- [PROVIDED DATA]
———
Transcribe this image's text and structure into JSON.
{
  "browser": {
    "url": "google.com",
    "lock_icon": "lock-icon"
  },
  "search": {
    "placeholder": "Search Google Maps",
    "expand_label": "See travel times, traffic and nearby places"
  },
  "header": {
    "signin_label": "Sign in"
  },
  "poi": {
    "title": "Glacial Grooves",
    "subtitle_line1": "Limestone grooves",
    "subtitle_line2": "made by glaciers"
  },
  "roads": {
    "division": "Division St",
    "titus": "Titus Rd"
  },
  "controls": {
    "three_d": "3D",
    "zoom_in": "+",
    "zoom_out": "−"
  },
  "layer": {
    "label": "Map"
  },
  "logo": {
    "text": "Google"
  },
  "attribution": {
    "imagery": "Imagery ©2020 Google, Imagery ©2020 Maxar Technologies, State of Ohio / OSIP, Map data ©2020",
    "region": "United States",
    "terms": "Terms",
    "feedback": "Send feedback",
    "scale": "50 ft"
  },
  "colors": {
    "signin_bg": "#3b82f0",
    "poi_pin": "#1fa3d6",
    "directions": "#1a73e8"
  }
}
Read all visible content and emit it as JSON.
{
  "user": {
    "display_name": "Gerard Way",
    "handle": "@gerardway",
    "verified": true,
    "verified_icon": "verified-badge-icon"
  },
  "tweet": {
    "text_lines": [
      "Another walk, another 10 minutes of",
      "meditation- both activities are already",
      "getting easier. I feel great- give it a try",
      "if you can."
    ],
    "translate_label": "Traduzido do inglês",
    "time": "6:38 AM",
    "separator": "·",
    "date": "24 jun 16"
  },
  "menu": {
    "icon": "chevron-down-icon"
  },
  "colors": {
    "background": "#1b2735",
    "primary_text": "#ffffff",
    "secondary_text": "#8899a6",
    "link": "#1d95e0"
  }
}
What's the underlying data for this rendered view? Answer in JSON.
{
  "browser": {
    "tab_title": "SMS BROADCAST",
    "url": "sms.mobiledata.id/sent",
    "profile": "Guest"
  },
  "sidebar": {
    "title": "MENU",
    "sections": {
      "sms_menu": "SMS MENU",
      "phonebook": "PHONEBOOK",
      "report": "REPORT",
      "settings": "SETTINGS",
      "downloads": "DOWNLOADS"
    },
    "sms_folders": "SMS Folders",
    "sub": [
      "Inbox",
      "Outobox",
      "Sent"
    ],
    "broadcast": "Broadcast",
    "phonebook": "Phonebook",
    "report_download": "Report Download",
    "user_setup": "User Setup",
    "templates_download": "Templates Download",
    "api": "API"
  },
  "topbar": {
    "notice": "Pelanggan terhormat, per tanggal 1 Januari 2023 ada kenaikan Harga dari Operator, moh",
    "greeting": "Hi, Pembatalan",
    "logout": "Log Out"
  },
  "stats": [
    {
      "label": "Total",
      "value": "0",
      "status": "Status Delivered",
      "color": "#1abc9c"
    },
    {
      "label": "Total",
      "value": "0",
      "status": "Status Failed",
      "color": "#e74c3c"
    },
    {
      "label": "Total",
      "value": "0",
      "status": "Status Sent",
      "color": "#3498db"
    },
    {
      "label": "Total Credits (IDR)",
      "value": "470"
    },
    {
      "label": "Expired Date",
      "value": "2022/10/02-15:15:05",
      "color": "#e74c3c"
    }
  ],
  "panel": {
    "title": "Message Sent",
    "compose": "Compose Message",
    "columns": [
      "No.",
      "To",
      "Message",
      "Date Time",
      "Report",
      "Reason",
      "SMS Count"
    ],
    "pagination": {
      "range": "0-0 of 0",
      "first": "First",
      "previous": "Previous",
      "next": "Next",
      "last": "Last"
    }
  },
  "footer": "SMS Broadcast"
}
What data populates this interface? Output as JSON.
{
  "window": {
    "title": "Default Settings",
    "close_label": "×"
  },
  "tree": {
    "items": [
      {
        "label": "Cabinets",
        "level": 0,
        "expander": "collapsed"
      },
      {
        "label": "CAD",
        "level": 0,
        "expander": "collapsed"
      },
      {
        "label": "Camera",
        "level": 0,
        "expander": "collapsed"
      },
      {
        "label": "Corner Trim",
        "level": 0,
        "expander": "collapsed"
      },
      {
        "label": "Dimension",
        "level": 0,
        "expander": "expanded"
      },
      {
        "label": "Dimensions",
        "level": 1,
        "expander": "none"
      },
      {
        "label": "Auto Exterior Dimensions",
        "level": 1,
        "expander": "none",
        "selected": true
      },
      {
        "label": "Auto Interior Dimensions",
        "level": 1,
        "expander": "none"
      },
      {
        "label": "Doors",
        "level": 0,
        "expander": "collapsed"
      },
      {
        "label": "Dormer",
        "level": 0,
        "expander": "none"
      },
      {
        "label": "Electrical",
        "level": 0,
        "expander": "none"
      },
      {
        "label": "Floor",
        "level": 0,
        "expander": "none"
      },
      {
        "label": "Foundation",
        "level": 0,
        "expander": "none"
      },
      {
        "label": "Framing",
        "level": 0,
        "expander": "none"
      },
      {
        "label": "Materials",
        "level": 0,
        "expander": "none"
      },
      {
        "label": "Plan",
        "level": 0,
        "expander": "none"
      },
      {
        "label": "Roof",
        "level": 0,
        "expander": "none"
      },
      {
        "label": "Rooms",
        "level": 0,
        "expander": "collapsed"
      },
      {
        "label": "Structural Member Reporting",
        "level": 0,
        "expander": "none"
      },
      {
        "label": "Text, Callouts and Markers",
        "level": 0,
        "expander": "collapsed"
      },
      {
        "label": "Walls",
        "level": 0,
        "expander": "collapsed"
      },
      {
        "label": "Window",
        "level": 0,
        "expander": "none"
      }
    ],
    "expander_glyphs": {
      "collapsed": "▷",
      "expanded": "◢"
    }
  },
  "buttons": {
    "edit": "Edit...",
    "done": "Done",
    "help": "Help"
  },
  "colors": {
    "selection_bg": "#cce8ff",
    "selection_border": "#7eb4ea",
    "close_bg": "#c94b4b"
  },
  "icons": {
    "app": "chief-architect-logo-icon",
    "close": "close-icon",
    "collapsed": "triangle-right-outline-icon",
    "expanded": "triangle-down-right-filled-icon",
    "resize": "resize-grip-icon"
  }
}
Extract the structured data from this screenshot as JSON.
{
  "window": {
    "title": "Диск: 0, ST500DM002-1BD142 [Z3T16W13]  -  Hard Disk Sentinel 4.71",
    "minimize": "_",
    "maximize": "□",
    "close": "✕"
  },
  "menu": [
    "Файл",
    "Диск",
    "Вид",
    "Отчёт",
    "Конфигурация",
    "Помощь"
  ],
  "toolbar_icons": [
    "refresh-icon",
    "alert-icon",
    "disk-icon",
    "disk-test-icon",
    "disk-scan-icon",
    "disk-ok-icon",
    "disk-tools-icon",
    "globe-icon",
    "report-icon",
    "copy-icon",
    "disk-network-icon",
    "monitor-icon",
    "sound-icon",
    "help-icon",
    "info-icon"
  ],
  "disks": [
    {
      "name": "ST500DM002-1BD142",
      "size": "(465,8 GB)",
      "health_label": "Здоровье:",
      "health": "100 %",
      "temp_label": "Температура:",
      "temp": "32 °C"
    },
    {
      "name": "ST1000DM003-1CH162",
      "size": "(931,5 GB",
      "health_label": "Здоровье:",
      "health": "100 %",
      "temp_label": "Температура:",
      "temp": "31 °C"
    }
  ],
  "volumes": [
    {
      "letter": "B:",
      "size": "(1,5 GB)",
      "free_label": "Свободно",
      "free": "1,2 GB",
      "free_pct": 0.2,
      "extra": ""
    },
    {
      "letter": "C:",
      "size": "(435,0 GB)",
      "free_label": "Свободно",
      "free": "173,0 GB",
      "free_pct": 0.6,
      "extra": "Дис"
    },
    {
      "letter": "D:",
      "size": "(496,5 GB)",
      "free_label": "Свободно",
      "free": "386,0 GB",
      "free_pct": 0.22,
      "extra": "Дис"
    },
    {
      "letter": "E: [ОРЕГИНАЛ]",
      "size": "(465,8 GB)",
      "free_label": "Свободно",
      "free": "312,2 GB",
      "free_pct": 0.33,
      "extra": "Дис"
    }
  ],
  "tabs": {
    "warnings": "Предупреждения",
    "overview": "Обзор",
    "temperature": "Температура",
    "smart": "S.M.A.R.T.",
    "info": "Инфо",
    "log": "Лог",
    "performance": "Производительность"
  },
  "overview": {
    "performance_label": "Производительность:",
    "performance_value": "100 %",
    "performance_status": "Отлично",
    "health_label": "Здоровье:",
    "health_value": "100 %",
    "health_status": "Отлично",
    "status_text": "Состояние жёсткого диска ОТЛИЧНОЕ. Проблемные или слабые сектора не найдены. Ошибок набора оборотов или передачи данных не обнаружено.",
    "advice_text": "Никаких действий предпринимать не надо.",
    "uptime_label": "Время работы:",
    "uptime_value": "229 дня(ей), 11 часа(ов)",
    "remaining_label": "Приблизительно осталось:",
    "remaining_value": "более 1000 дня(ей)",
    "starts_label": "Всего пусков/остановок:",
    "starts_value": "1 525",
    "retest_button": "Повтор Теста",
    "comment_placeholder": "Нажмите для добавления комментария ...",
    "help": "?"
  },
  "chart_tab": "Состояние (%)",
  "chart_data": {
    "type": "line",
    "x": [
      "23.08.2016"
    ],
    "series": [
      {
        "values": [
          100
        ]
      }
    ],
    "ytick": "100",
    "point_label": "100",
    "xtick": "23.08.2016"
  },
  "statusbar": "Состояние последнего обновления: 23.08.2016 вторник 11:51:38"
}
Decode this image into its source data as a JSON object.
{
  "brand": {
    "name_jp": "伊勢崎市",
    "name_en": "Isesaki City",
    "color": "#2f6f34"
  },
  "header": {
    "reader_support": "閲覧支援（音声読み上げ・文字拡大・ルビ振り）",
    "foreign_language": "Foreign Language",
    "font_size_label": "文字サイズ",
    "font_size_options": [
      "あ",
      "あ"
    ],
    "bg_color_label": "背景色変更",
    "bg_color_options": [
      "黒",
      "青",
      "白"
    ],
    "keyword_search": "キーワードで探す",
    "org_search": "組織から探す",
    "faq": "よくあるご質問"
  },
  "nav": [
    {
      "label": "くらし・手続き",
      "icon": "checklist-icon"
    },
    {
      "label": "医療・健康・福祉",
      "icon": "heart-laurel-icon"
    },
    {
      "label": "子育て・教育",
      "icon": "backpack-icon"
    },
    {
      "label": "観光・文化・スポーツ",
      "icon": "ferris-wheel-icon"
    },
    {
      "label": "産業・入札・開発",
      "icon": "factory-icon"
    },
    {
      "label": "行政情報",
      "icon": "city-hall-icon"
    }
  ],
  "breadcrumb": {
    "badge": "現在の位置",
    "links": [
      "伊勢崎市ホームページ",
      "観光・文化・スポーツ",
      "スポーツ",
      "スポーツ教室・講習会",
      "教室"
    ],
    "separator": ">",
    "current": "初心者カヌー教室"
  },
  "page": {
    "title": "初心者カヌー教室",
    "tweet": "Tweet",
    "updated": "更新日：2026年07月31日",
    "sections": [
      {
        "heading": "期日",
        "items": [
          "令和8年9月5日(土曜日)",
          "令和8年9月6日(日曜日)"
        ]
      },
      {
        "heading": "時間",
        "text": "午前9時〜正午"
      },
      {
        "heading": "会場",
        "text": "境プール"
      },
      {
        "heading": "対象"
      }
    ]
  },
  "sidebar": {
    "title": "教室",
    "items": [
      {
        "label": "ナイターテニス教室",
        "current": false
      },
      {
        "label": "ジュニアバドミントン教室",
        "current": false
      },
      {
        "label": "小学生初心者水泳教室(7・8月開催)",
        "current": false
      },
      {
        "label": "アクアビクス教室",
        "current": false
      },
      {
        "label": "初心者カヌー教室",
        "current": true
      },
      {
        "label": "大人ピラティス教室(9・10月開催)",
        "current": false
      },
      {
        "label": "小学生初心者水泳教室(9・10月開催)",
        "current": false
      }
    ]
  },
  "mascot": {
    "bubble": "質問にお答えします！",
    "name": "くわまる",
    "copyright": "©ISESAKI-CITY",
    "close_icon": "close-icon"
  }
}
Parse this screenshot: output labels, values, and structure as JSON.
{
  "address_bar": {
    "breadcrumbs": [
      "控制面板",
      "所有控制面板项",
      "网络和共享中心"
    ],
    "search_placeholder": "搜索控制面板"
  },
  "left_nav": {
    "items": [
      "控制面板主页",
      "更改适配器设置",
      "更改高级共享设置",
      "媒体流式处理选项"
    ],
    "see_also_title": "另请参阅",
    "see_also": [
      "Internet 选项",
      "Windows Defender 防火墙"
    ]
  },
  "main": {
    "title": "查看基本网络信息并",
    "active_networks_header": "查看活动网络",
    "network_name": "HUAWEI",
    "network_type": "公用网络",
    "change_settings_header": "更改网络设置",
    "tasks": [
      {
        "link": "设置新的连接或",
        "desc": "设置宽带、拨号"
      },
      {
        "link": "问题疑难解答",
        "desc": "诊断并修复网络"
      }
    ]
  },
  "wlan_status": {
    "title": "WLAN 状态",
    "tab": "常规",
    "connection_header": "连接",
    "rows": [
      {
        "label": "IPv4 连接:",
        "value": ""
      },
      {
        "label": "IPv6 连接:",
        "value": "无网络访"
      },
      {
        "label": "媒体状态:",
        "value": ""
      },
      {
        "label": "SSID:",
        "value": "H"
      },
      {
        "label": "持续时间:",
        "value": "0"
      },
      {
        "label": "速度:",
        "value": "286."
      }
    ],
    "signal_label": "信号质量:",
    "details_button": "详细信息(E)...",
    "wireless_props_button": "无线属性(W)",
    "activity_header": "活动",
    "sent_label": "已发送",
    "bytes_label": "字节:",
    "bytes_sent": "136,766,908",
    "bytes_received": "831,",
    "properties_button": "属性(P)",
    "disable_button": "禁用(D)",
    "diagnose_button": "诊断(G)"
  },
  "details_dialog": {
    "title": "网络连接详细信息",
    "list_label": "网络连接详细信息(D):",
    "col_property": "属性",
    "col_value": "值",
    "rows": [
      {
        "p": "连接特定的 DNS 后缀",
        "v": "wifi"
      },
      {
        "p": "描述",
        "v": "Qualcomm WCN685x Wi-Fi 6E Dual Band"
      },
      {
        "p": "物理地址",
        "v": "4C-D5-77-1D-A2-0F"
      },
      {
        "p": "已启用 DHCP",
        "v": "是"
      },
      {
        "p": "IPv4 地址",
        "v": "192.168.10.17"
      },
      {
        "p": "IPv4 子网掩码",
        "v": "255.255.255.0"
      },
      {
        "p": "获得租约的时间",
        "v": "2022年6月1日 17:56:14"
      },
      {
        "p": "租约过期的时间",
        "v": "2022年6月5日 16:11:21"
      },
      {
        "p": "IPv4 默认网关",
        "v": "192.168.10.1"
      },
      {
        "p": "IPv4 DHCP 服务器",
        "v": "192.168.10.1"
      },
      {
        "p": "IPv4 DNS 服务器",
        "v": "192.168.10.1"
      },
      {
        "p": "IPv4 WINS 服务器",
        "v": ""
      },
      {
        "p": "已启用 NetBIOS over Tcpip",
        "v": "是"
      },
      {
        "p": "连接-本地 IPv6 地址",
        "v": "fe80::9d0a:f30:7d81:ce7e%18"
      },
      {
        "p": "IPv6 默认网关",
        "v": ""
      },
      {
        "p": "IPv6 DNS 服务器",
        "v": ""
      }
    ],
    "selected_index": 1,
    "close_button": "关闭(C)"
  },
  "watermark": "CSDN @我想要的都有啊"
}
———
- [EXERCISE DIRECTIONS] Find the lines above that include the string "letter" and copy them.

- [COMPLETED TASK]
      "letter": "B:",
      "letter": "C:",
      "letter": "D:",
      "letter": "E: [ОРЕГИНАЛ]",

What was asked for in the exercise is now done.